#### [Saved entries]
○ ○ ○
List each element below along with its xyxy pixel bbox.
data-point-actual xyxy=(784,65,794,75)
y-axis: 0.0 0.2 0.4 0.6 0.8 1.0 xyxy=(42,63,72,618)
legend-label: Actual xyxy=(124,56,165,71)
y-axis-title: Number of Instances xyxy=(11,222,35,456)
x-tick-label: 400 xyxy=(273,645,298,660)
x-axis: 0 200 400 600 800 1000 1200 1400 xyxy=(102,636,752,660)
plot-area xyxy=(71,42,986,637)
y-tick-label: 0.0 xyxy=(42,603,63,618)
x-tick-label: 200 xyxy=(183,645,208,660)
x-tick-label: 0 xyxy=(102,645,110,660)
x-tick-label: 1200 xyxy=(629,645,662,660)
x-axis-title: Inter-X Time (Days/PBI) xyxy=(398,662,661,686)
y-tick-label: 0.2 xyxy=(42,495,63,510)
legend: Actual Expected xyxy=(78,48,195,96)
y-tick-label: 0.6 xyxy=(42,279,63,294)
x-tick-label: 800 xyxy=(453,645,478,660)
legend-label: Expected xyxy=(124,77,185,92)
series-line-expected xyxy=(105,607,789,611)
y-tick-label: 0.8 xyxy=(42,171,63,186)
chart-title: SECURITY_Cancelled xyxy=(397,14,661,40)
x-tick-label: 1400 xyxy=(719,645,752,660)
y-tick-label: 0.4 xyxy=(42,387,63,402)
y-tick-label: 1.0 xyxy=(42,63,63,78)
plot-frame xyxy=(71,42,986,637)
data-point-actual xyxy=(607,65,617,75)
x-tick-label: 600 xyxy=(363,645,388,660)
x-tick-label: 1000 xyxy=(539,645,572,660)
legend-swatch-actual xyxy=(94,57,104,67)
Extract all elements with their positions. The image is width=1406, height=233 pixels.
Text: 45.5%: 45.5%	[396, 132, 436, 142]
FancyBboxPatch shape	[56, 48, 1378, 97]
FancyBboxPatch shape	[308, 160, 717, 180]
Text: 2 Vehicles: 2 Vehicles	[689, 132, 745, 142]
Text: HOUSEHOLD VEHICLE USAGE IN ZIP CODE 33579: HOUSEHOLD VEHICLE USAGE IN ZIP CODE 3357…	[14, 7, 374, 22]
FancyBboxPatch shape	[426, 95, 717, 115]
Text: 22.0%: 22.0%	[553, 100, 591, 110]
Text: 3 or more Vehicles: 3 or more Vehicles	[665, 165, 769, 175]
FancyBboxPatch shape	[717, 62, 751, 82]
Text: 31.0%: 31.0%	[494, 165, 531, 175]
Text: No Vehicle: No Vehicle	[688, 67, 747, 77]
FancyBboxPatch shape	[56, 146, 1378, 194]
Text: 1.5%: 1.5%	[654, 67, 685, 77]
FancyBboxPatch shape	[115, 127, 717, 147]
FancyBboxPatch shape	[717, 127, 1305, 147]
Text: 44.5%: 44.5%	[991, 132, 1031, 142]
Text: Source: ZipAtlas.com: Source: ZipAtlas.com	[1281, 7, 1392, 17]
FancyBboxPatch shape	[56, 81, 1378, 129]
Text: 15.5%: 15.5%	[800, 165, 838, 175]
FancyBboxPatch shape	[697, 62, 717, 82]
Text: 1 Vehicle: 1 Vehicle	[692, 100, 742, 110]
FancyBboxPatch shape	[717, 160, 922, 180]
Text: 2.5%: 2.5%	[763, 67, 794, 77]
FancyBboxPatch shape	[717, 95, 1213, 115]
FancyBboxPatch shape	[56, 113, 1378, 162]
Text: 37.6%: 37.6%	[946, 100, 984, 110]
○ ○ ○
Copy out every line of the saved entries above word for word, without any changes.

List each element below along with its xyxy pixel bbox.
data-point-actual xyxy=(784,65,794,75)
y-axis: 0.0 0.2 0.4 0.6 0.8 1.0 xyxy=(42,63,72,618)
legend-label: Actual xyxy=(124,56,165,71)
y-axis-title: Number of Instances xyxy=(11,222,35,456)
x-tick-label: 400 xyxy=(273,645,298,660)
x-axis: 0 200 400 600 800 1000 1200 1400 xyxy=(102,636,752,660)
plot-area xyxy=(71,42,986,637)
y-tick-label: 0.0 xyxy=(42,603,63,618)
x-tick-label: 200 xyxy=(183,645,208,660)
x-tick-label: 0 xyxy=(102,645,110,660)
x-tick-label: 1200 xyxy=(629,645,662,660)
x-axis-title: Inter-X Time (Days/PBI) xyxy=(398,662,661,686)
y-tick-label: 0.2 xyxy=(42,495,63,510)
legend: Actual Expected xyxy=(78,48,195,96)
y-tick-label: 0.6 xyxy=(42,279,63,294)
x-tick-label: 800 xyxy=(453,645,478,660)
legend-label: Expected xyxy=(124,77,185,92)
series-line-expected xyxy=(105,607,789,611)
y-tick-label: 0.8 xyxy=(42,171,63,186)
chart-title: SECURITY_Cancelled xyxy=(397,14,661,40)
x-tick-label: 1400 xyxy=(719,645,752,660)
y-tick-label: 0.4 xyxy=(42,387,63,402)
y-tick-label: 1.0 xyxy=(42,63,63,78)
plot-frame xyxy=(71,42,986,637)
data-point-actual xyxy=(607,65,617,75)
x-tick-label: 600 xyxy=(363,645,388,660)
x-tick-label: 1000 xyxy=(539,645,572,660)
legend-swatch-actual xyxy=(94,57,104,67)
Extract all elements with their positions. The image is width=1406, height=233 pixels.
Text: 45.5%: 45.5%	[396, 132, 436, 142]
FancyBboxPatch shape	[56, 48, 1378, 97]
FancyBboxPatch shape	[308, 160, 717, 180]
Text: 2 Vehicles: 2 Vehicles	[689, 132, 745, 142]
Text: HOUSEHOLD VEHICLE USAGE IN ZIP CODE 33579: HOUSEHOLD VEHICLE USAGE IN ZIP CODE 3357…	[14, 7, 374, 22]
FancyBboxPatch shape	[426, 95, 717, 115]
Text: 22.0%: 22.0%	[553, 100, 591, 110]
Text: 3 or more Vehicles: 3 or more Vehicles	[665, 165, 769, 175]
FancyBboxPatch shape	[717, 62, 751, 82]
Text: 31.0%: 31.0%	[494, 165, 531, 175]
Text: No Vehicle: No Vehicle	[688, 67, 747, 77]
FancyBboxPatch shape	[56, 146, 1378, 194]
Text: 1.5%: 1.5%	[654, 67, 685, 77]
FancyBboxPatch shape	[115, 127, 717, 147]
FancyBboxPatch shape	[717, 127, 1305, 147]
Text: 44.5%: 44.5%	[991, 132, 1031, 142]
Text: Source: ZipAtlas.com: Source: ZipAtlas.com	[1281, 7, 1392, 17]
FancyBboxPatch shape	[56, 81, 1378, 129]
Text: 15.5%: 15.5%	[800, 165, 838, 175]
FancyBboxPatch shape	[697, 62, 717, 82]
Text: 1 Vehicle: 1 Vehicle	[692, 100, 742, 110]
FancyBboxPatch shape	[717, 160, 922, 180]
Text: 2.5%: 2.5%	[763, 67, 794, 77]
FancyBboxPatch shape	[717, 95, 1213, 115]
FancyBboxPatch shape	[56, 113, 1378, 162]
Text: 37.6%: 37.6%	[946, 100, 984, 110]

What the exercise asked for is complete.